Your objective: Read the listing below and copy out every line that holds "this".

Supplied information:
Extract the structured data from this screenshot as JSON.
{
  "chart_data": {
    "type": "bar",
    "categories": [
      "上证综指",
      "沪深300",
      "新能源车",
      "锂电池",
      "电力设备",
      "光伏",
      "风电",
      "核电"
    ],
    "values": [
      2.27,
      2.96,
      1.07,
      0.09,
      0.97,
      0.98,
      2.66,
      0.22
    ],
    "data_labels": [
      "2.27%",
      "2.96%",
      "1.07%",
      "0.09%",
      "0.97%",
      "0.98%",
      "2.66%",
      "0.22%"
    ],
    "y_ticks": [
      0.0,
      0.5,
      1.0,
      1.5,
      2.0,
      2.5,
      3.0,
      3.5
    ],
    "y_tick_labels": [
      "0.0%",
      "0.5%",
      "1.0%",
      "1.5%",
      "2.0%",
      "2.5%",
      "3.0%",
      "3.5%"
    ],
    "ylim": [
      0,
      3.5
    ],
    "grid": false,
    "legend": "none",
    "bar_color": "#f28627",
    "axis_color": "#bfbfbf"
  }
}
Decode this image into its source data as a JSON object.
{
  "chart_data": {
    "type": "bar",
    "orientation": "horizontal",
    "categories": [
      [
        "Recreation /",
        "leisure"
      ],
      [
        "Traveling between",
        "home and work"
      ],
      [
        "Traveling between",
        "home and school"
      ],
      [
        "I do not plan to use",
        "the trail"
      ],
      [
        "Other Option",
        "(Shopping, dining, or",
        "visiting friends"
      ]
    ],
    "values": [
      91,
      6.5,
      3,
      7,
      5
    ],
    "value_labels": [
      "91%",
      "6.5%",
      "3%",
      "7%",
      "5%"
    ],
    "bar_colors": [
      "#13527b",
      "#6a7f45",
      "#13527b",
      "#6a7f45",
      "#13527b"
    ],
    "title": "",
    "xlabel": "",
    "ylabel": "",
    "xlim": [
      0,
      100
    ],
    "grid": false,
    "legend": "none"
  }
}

Exercise result:
Extract the structured data from this screenshot as JSON.
Decode this image into its source data as a JSON object.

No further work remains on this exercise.